# Tareas del ejercicio
[A] Responde a estas preguntas con lo que dice el texto sobre Guillermo Narbona:
(i) ¿Qué quería regalarle a su nieto mayor?
(ii) ¿Dónde expone al poco tiempo de empezar a pintar?
(iii) ¿Qué incluyen sus postales de felicitación navideñas?
[B] Reproduce sin cambios el fragmento del texto sobre Guillermo Narbona que empieza en las palabras "Tiene cincuenta y" y termina después de "de las galerias.".

# Fragmento seleccionado
--- --- ---

Guillermo Narbona Márquez.- Vida Artística

Cuando su nieto mayor cumple los ocho o nueve años, decide regalarle unos pinceles y y unos tubos de pintura con los que inculcarle la afición por el arte pictórico. Para ello, acude a una papelería con el ánimo de adquirir el regalo del nieto, pero una vez allí, se compra otra caja de pinturas para él y empieza a pintar.
Tiene cincuenta y tantos años y como él mismo dice: "Está hecho un chaval".

Al poco tiempo, animado por algunos amigos que le descubren sus tendencias naif, expone en la Caja de Ahorros de Antequera, siendo una grata sorpresa para cuantos le conocen, su exito, ya que no esperaban ese artístico impulso creador en un hombre de su talla. Tiene otras exposiciones en la ciudad de Antequera, en la Peña Juan Breva, etc., aunque como él bien dice, prefiere el íntimo contacto con los admiradores de su pintura al frío escenario de las galerias.

Primeras obras

 

Afianzamiento del artista

 

Madurez

Aunque recogidas en otro lugar, merecen especial atención por lo que han representado para él y para los que las recibían, sus postales de felicitación navideñas. Son pequeñas obras de arte en las que presenta uno de sus cuadros, comentado, alguna poesía que ilustres poetas le dedican y retratos que le han hecho los que lo quieren.

--- --- ---

# Ítems facilitados
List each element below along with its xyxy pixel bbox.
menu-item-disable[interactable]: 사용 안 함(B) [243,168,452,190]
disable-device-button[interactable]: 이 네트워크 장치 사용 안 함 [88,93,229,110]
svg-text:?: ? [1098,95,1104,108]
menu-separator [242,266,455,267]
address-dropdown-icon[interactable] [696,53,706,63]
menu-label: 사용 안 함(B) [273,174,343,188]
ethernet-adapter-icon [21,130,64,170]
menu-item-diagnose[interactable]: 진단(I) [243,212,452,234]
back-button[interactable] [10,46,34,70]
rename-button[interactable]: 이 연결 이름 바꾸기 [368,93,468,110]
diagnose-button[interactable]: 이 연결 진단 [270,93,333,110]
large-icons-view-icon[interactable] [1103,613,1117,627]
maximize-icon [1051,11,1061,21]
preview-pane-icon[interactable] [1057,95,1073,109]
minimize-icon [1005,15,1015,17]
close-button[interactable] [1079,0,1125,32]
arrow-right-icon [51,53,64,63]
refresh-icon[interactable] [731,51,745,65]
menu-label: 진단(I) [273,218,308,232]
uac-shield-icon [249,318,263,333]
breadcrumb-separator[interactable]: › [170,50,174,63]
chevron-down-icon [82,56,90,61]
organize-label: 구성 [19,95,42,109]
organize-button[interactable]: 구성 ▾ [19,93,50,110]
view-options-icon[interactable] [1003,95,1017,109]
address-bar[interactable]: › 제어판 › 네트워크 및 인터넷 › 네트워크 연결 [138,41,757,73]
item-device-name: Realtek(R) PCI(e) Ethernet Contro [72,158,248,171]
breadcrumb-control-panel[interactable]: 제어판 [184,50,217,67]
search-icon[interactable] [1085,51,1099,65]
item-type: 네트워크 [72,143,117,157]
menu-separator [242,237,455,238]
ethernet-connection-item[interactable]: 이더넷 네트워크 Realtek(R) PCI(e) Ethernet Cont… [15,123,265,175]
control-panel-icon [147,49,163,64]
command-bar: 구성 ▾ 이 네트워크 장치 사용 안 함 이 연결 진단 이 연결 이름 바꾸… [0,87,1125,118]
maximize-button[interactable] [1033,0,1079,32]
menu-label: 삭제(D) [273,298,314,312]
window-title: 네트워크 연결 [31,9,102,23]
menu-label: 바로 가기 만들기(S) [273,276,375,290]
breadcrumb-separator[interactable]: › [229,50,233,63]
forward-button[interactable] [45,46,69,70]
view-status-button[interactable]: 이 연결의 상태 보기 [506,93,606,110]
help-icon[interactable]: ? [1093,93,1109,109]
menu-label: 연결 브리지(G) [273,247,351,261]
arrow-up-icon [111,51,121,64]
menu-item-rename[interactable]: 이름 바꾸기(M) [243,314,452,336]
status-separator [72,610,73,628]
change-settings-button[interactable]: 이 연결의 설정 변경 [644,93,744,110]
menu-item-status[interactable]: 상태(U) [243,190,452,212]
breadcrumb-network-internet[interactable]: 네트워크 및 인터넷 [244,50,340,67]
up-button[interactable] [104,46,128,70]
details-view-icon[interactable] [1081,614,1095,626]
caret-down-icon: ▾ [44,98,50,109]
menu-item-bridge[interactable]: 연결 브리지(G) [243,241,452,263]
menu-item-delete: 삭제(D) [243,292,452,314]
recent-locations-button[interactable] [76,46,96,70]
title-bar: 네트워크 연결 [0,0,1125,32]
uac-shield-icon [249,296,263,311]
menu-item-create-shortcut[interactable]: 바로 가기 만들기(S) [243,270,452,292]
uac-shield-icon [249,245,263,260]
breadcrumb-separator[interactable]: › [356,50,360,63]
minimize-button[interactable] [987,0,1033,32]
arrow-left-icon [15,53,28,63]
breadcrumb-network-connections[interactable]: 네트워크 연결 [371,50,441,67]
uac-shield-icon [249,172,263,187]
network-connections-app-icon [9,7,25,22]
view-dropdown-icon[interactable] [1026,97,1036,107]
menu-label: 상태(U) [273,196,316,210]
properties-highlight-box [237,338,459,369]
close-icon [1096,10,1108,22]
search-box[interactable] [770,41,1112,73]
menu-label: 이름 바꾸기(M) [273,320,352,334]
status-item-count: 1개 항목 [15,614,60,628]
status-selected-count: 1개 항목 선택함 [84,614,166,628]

--- --- ---

# Ejercicio resuelto
[A]
(i) Unos pinceles y unos tubos de pintura.
(ii) En la Caja de Ahorros de Antequera.
(iii) Uno de sus cuadros, comentado, alguna poesía que ilustres poetas le dedican y retratos que le han hecho los que lo quieren.

[B]
Tiene cincuenta y tantos años y como él mismo dice: "Está hecho un chaval".

Al poco tiempo, animado por algunos amigos que le descubren sus tendencias naif, expone en la Caja de Ahorros de Antequera, siendo una grata sorpresa para cuantos le conocen, su exito, ya que no esperaban ese artístico impulso creador en un hombre de su talla. Tiene otras exposiciones en la ciudad de Antequera, en la Peña Juan Breva, etc., aunque como él bien dice, prefiere el íntimo contacto con los admiradores de su pintura al frío escenario de las galerias.